▶ [EXERCISE INSTRUCTIONS] Your answer is a copy of every line in the records where "åren" appears.
----- TASK INPUT -----
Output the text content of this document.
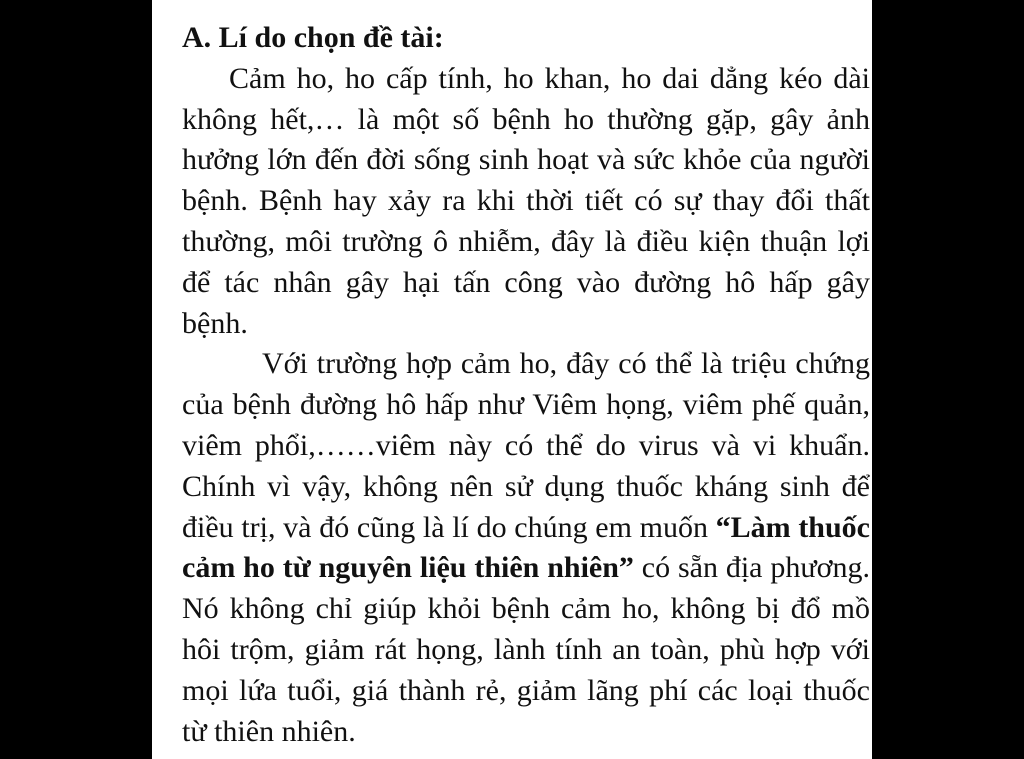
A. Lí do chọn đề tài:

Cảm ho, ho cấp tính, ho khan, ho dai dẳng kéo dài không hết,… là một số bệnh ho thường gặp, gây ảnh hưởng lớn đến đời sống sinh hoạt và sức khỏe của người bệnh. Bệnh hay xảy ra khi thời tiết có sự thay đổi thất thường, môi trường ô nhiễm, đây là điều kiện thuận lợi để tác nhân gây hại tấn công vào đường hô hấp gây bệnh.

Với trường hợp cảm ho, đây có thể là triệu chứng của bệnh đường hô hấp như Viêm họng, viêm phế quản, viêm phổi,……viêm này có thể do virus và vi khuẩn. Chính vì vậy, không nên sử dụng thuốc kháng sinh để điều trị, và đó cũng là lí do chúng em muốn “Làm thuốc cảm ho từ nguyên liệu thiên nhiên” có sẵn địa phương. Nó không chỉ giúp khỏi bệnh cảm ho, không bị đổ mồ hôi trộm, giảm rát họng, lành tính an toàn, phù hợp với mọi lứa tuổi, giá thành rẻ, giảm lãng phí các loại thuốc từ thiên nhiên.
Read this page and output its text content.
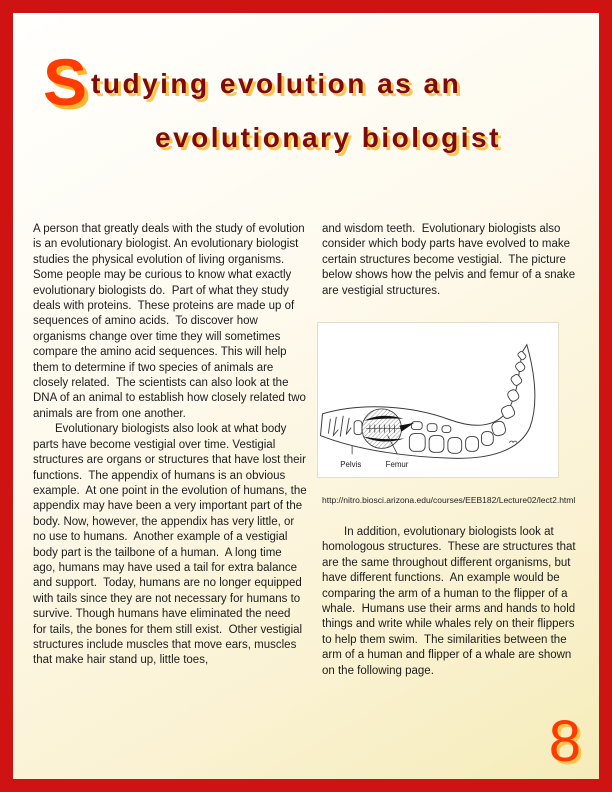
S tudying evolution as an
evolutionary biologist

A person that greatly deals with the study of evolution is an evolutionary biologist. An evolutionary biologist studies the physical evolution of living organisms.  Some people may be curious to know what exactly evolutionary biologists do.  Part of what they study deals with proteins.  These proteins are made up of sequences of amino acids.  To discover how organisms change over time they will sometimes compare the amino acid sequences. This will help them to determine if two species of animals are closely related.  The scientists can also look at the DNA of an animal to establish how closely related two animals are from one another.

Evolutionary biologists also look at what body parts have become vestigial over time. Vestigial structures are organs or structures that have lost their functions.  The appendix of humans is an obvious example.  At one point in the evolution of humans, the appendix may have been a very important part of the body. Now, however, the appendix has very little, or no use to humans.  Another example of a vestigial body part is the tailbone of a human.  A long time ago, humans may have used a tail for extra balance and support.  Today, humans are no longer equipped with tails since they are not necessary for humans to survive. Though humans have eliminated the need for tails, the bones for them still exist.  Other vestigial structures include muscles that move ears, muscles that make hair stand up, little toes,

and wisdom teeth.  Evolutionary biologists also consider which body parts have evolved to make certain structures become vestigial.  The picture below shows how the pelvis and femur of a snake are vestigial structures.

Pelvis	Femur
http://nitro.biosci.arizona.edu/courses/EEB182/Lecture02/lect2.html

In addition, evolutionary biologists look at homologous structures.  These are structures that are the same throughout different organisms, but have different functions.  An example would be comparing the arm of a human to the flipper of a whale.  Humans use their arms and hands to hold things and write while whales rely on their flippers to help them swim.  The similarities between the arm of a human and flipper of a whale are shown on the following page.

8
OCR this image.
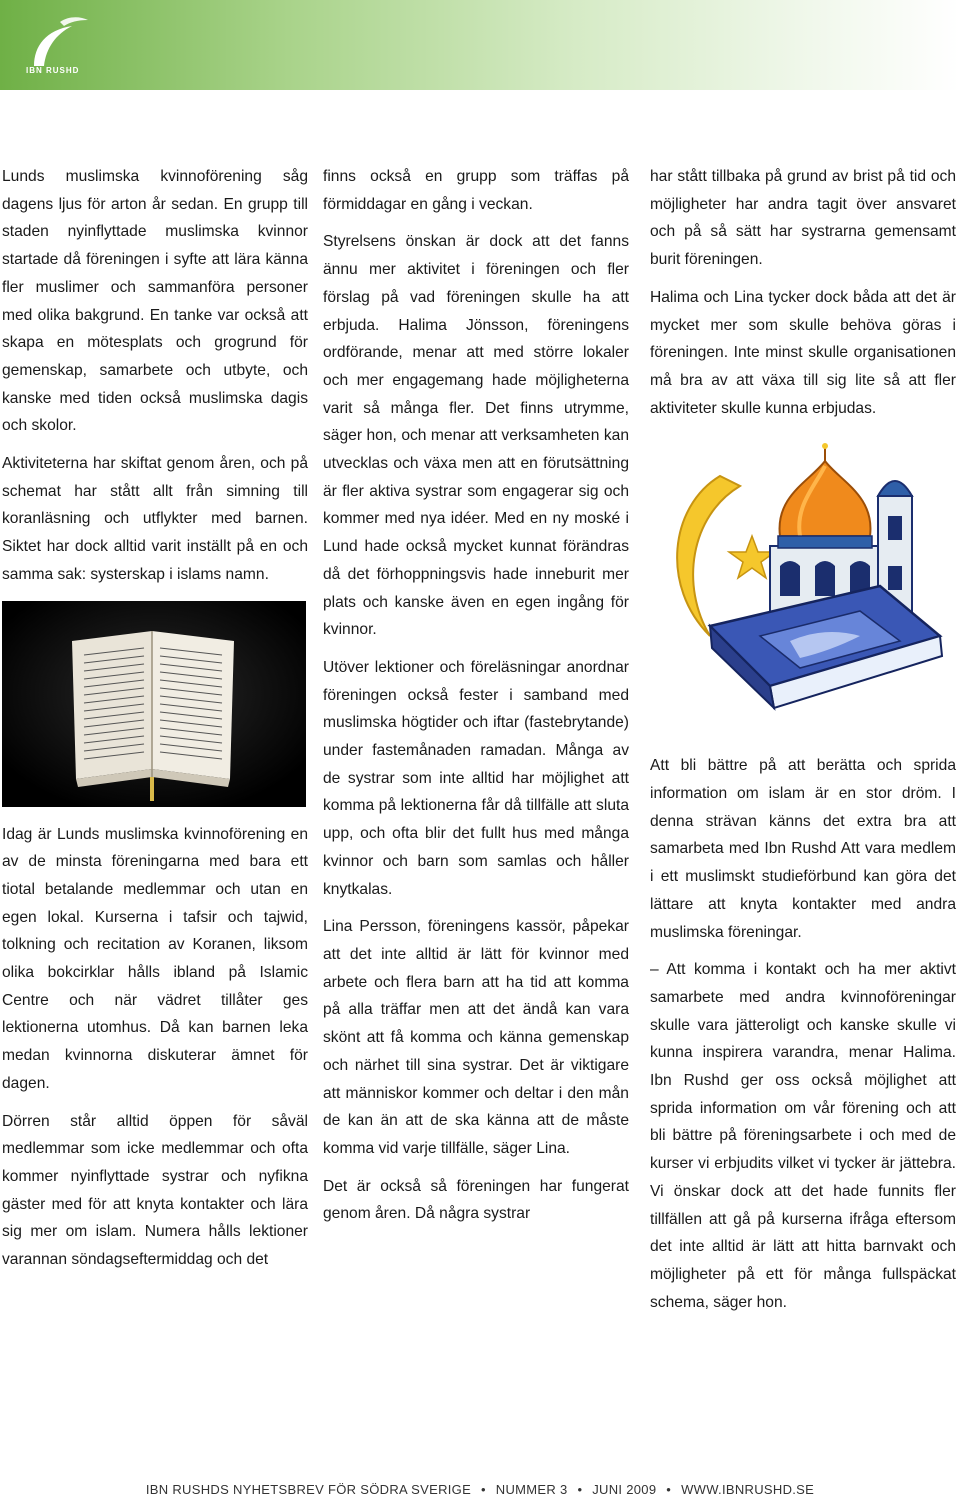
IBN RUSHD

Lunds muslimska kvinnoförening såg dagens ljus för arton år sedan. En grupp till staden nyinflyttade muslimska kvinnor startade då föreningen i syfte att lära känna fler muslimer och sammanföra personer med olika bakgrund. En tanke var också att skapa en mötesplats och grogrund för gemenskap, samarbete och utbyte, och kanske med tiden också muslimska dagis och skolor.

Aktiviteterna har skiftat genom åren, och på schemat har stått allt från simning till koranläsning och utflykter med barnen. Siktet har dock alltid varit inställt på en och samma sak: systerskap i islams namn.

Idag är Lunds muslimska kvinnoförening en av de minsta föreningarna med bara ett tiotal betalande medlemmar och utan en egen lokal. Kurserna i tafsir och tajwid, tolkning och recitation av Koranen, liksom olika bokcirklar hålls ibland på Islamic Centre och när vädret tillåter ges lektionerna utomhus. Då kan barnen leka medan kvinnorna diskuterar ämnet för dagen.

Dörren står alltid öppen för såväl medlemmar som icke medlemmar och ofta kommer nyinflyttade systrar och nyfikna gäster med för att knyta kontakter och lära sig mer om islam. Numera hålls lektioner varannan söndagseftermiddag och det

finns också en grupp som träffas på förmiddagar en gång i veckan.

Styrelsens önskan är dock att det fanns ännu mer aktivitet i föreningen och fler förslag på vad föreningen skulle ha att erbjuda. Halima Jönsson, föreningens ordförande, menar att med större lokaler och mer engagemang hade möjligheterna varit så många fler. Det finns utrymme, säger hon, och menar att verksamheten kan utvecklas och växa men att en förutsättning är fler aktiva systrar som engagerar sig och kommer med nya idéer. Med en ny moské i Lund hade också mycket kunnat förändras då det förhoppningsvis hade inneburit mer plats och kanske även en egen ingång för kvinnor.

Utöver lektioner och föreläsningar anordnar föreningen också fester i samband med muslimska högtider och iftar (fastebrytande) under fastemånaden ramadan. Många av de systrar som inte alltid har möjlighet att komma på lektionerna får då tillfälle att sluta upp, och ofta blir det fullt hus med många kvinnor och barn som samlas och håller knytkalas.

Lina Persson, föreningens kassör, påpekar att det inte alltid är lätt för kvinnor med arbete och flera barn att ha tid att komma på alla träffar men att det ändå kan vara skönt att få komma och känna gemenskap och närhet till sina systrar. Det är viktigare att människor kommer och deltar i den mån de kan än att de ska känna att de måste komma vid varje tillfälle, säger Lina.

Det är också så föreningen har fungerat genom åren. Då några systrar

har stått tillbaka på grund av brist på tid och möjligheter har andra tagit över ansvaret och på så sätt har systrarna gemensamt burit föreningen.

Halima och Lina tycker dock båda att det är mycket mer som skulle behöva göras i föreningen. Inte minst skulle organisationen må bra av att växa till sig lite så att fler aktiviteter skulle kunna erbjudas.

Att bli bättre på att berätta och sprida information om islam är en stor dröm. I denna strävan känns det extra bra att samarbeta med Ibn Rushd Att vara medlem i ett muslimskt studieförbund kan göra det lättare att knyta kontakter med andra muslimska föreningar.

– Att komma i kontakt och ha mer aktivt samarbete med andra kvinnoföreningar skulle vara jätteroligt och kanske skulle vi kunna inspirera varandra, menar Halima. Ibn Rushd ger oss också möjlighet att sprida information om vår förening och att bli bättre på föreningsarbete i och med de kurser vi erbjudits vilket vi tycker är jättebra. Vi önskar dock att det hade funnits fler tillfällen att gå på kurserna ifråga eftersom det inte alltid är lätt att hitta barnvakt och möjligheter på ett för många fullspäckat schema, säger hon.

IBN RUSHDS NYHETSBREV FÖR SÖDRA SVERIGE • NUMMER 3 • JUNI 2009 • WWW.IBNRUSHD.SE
-----
▶ [COMPLETED TASK]
Aktiviteterna har skiftat genom åren, och på schemat har stått allt från simning till koranläsning och utflykter med barnen. Siktet har dock alltid varit inställt på en och samma sak: systerskap i islams namn.
Det är också så föreningen har fungerat genom åren. Då några systrar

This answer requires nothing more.